## MATERIAL SUPPLIED
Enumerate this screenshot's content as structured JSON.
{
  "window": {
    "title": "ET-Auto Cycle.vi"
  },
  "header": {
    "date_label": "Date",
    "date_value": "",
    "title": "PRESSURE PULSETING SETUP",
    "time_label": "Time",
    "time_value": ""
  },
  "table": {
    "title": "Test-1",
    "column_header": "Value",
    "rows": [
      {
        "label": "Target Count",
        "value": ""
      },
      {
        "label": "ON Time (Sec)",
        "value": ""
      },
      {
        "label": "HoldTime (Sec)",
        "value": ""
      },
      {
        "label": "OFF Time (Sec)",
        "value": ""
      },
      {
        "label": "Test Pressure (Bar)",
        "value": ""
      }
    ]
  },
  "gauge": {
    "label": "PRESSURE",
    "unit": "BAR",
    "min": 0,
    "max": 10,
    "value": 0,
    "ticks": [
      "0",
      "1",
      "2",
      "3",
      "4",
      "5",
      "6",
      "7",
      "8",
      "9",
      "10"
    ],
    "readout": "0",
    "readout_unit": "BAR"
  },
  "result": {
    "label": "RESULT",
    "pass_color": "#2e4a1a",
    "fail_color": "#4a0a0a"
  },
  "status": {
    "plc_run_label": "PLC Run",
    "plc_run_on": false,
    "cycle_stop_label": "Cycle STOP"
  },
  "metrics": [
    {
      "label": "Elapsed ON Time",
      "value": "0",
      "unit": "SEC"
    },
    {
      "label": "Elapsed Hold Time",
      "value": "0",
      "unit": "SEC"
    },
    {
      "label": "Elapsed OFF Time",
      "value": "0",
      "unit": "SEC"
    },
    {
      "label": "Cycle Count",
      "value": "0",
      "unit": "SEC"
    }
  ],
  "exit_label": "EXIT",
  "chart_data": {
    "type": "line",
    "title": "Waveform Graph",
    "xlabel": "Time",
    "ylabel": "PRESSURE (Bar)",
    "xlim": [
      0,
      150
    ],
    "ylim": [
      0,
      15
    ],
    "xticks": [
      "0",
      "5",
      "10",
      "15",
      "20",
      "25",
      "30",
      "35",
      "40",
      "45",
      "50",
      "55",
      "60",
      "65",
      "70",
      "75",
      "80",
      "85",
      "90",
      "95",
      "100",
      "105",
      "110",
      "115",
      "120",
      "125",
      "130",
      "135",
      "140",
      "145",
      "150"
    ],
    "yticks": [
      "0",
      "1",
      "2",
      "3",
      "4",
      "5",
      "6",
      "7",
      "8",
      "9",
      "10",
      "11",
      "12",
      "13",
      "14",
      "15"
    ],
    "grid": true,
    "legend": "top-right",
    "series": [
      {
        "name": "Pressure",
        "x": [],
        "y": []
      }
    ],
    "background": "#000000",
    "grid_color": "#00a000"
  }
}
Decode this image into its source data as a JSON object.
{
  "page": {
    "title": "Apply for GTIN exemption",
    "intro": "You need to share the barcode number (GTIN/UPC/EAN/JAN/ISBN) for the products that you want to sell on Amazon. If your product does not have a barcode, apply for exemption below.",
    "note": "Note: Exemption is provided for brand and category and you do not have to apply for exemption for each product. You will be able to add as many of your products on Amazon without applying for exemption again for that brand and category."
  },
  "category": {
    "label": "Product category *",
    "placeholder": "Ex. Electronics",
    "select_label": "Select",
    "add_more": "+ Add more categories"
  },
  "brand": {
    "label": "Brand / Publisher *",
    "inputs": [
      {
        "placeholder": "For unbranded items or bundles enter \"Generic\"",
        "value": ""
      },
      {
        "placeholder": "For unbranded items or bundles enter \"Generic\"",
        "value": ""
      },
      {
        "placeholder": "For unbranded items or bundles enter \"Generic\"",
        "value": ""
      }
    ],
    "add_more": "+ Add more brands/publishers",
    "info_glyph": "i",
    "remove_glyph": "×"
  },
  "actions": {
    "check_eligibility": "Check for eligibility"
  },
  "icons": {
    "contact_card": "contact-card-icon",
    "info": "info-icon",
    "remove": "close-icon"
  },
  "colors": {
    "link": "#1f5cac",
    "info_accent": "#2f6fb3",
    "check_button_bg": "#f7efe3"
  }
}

## AIM
Repeat each record in full; every line must match exactly.

## RESPONSE TO THIS EXERCISE
Enumerate this screenshot's content as structured JSON.
{
  "window": {
    "title": "ET-Auto Cycle.vi"
  },
  "header": {
    "date_label": "Date",
    "date_value": "",
    "title": "PRESSURE PULSETING SETUP",
    "time_label": "Time",
    "time_value": ""
  },
  "table": {
    "title": "Test-1",
    "column_header": "Value",
    "rows": [
      {
        "label": "Target Count",
        "value": ""
      },
      {
        "label": "ON Time (Sec)",
        "value": ""
      },
      {
        "label": "HoldTime (Sec)",
        "value": ""
      },
      {
        "label": "OFF Time (Sec)",
        "value": ""
      },
      {
        "label": "Test Pressure (Bar)",
        "value": ""
      }
    ]
  },
  "gauge": {
    "label": "PRESSURE",
    "unit": "BAR",
    "min": 0,
    "max": 10,
    "value": 0,
    "ticks": [
      "0",
      "1",
      "2",
      "3",
      "4",
      "5",
      "6",
      "7",
      "8",
      "9",
      "10"
    ],
    "readout": "0",
    "readout_unit": "BAR"
  },
  "result": {
    "label": "RESULT",
    "pass_color": "#2e4a1a",
    "fail_color": "#4a0a0a"
  },
  "status": {
    "plc_run_label": "PLC Run",
    "plc_run_on": false,
    "cycle_stop_label": "Cycle STOP"
  },
  "metrics": [
    {
      "label": "Elapsed ON Time",
      "value": "0",
      "unit": "SEC"
    },
    {
      "label": "Elapsed Hold Time",
      "value": "0",
      "unit": "SEC"
    },
    {
      "label": "Elapsed OFF Time",
      "value": "0",
      "unit": "SEC"
    },
    {
      "label": "Cycle Count",
      "value": "0",
      "unit": "SEC"
    }
  ],
  "exit_label": "EXIT",
  "chart_data": {
    "type": "line",
    "title": "Waveform Graph",
    "xlabel": "Time",
    "ylabel": "PRESSURE (Bar)",
    "xlim": [
      0,
      150
    ],
    "ylim": [
      0,
      15
    ],
    "xticks": [
      "0",
      "5",
      "10",
      "15",
      "20",
      "25",
      "30",
      "35",
      "40",
      "45",
      "50",
      "55",
      "60",
      "65",
      "70",
      "75",
      "80",
      "85",
      "90",
      "95",
      "100",
      "105",
      "110",
      "115",
      "120",
      "125",
      "130",
      "135",
      "140",
      "145",
      "150"
    ],
    "yticks": [
      "0",
      "1",
      "2",
      "3",
      "4",
      "5",
      "6",
      "7",
      "8",
      "9",
      "10",
      "11",
      "12",
      "13",
      "14",
      "15"
    ],
    "grid": true,
    "legend": "top-right",
    "series": [
      {
        "name": "Pressure",
        "x": [],
        "y": []
      }
    ],
    "background": "#000000",
    "grid_color": "#00a000"
  }
}
Decode this image into its source data as a JSON object.
{
  "page": {
    "title": "Apply for GTIN exemption",
    "intro": "You need to share the barcode number (GTIN/UPC/EAN/JAN/ISBN) for the products that you want to sell on Amazon. If your product does not have a barcode, apply for exemption below.",
    "note": "Note: Exemption is provided for brand and category and you do not have to apply for exemption for each product. You will be able to add as many of your products on Amazon without applying for exemption again for that brand and category."
  },
  "category": {
    "label": "Product category *",
    "placeholder": "Ex. Electronics",
    "select_label": "Select",
    "add_more": "+ Add more categories"
  },
  "brand": {
    "label": "Brand / Publisher *",
    "inputs": [
      {
        "placeholder": "For unbranded items or bundles enter \"Generic\"",
        "value": ""
      },
      {
        "placeholder": "For unbranded items or bundles enter \"Generic\"",
        "value": ""
      },
      {
        "placeholder": "For unbranded items or bundles enter \"Generic\"",
        "value": ""
      }
    ],
    "add_more": "+ Add more brands/publishers",
    "info_glyph": "i",
    "remove_glyph": "×"
  },
  "actions": {
    "check_eligibility": "Check for eligibility"
  },
  "icons": {
    "contact_card": "contact-card-icon",
    "info": "info-icon",
    "remove": "close-icon"
  },
  "colors": {
    "link": "#1f5cac",
    "info_accent": "#2f6fb3",
    "check_button_bg": "#f7efe3"
  }
}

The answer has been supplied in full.